→ Work to complete
Return each line that holds the word "this".

>> Begin Records

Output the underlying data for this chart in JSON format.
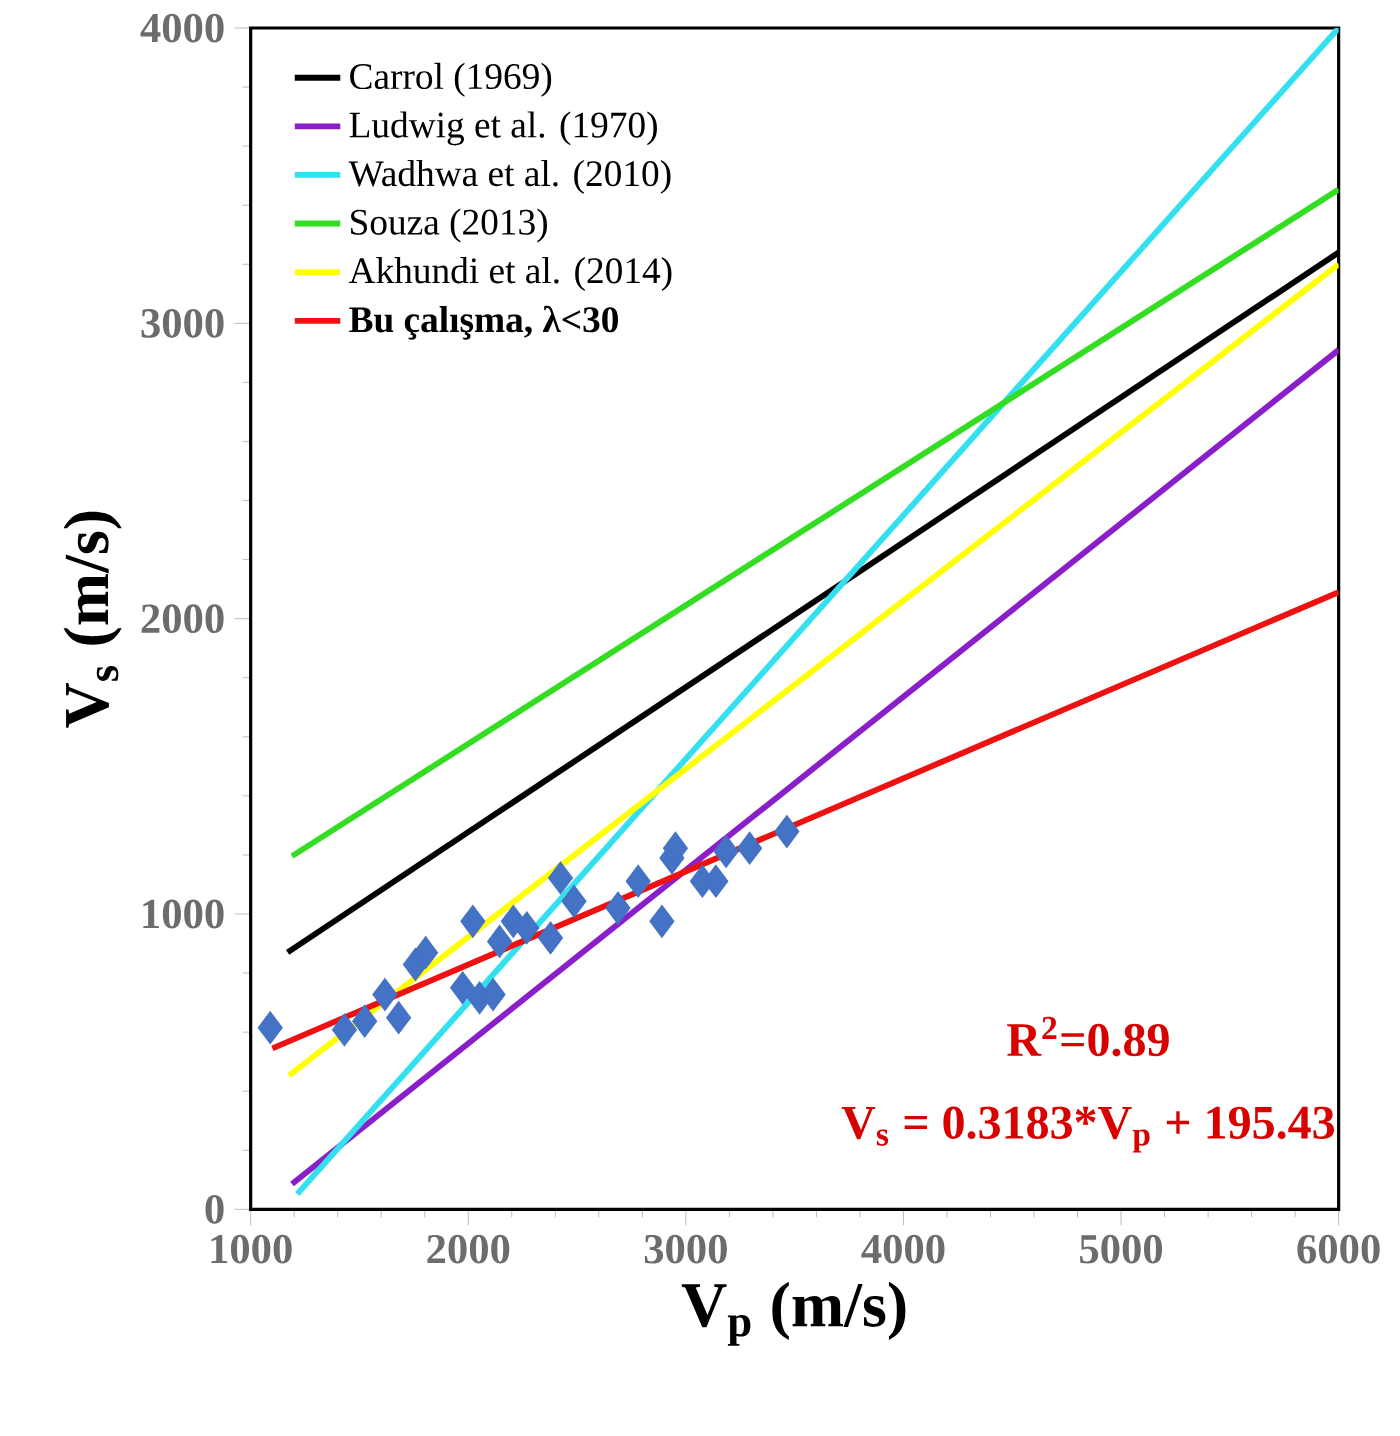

>> End Records
>> Begin Records

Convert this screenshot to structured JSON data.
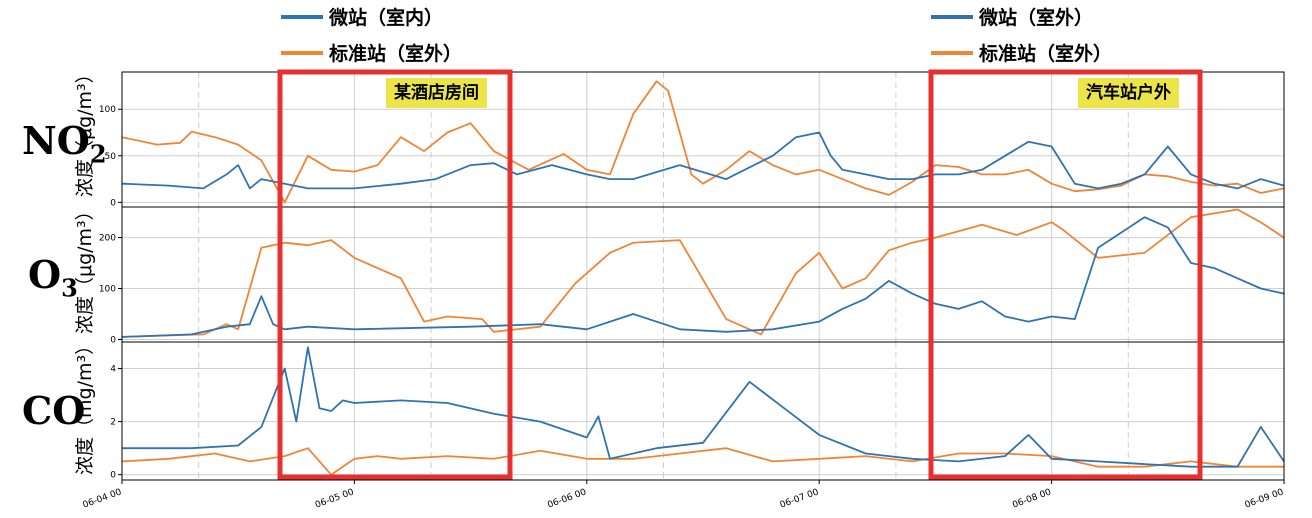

>> End Records
>> Begin Records

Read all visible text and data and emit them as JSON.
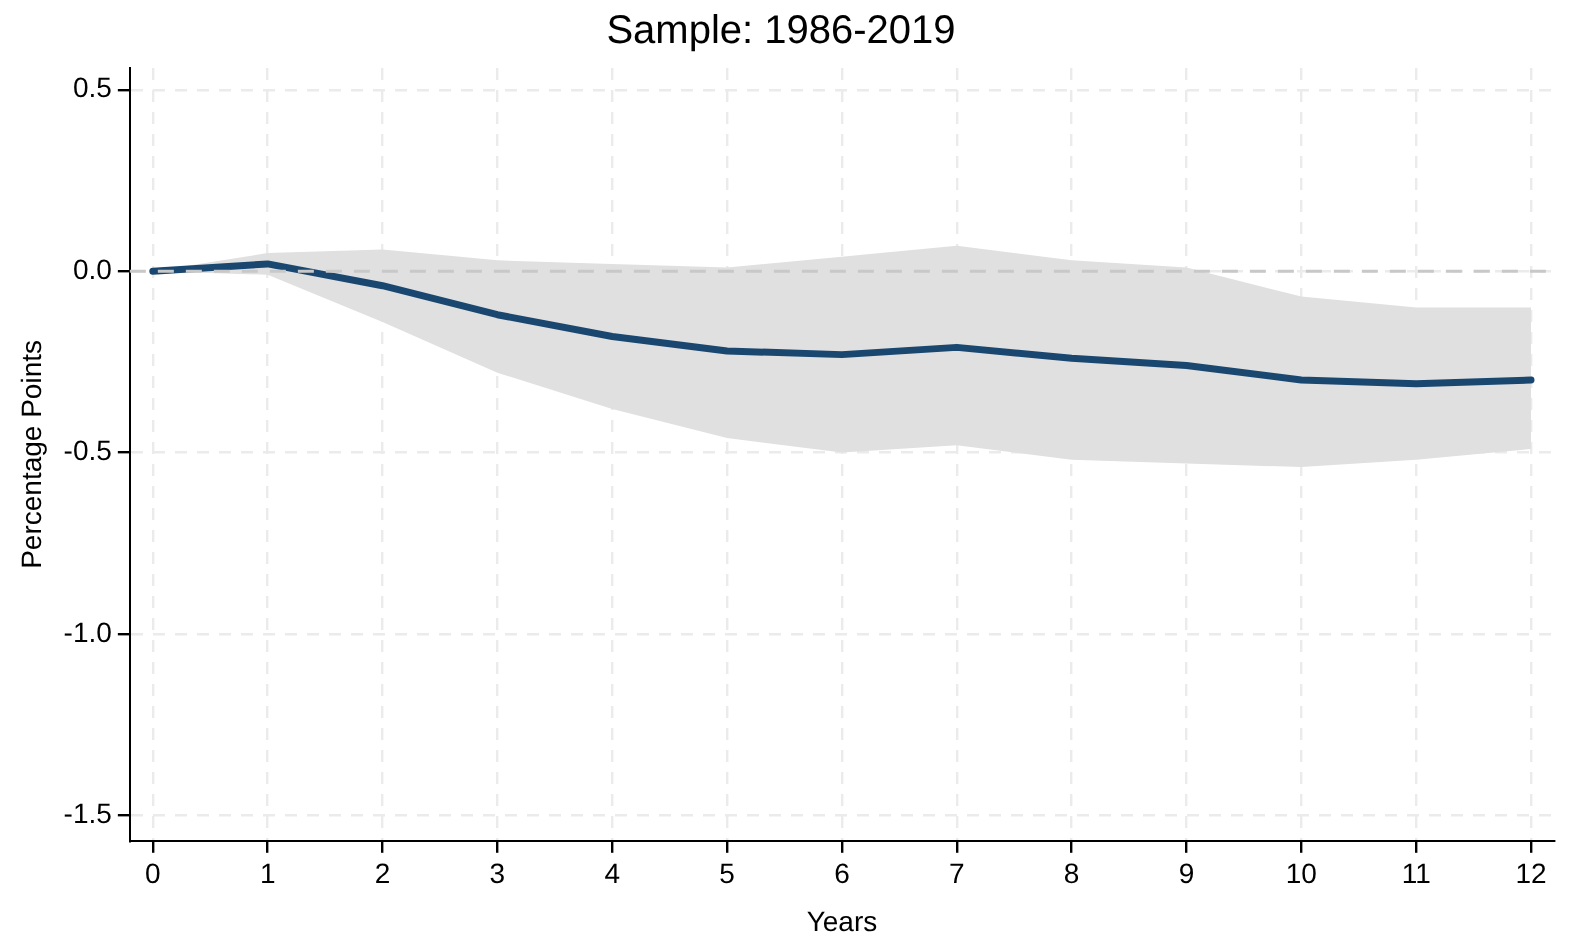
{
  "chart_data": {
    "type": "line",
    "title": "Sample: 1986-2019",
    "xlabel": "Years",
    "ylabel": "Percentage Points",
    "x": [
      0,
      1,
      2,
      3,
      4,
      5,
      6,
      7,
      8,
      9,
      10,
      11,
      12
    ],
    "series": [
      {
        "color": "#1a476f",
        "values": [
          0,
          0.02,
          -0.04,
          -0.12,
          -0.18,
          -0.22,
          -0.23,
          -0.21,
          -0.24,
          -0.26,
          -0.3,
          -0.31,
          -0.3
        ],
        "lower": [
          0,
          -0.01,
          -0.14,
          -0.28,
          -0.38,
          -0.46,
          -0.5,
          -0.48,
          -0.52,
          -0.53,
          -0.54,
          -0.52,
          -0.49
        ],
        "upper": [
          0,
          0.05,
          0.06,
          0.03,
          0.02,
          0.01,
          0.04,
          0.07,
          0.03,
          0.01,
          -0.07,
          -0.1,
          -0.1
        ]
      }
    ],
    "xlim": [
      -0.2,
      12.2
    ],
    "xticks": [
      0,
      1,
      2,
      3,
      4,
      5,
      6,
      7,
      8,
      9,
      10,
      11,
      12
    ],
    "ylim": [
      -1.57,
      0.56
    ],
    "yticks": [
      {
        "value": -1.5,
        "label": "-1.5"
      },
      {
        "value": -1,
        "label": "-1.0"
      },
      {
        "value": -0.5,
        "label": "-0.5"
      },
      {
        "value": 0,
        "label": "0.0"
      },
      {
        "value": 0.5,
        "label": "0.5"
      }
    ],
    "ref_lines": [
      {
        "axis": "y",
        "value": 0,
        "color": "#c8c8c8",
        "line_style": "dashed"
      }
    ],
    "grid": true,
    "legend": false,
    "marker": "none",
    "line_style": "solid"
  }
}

>> End Records

→ Finished answer
Output the underlying data for this chart in JSON format.
Convert this screenshot to structured JSON data.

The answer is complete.